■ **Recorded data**
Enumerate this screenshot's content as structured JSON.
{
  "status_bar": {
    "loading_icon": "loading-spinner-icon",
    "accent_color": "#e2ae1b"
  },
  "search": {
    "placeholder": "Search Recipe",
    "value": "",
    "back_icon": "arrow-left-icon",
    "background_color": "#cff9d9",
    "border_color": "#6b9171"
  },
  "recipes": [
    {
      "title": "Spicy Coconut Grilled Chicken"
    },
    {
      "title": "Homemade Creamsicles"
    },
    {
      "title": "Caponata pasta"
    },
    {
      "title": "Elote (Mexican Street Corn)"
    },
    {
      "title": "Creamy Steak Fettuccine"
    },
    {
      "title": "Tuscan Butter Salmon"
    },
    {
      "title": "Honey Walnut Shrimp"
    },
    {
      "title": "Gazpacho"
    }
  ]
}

■ **Problem statement**
Search the listing for the string "icon". Copy each line where it turns up.

■ **Result for this task**
    "loading_icon": "loading-spinner-icon",
    "back_icon": "arrow-left-icon",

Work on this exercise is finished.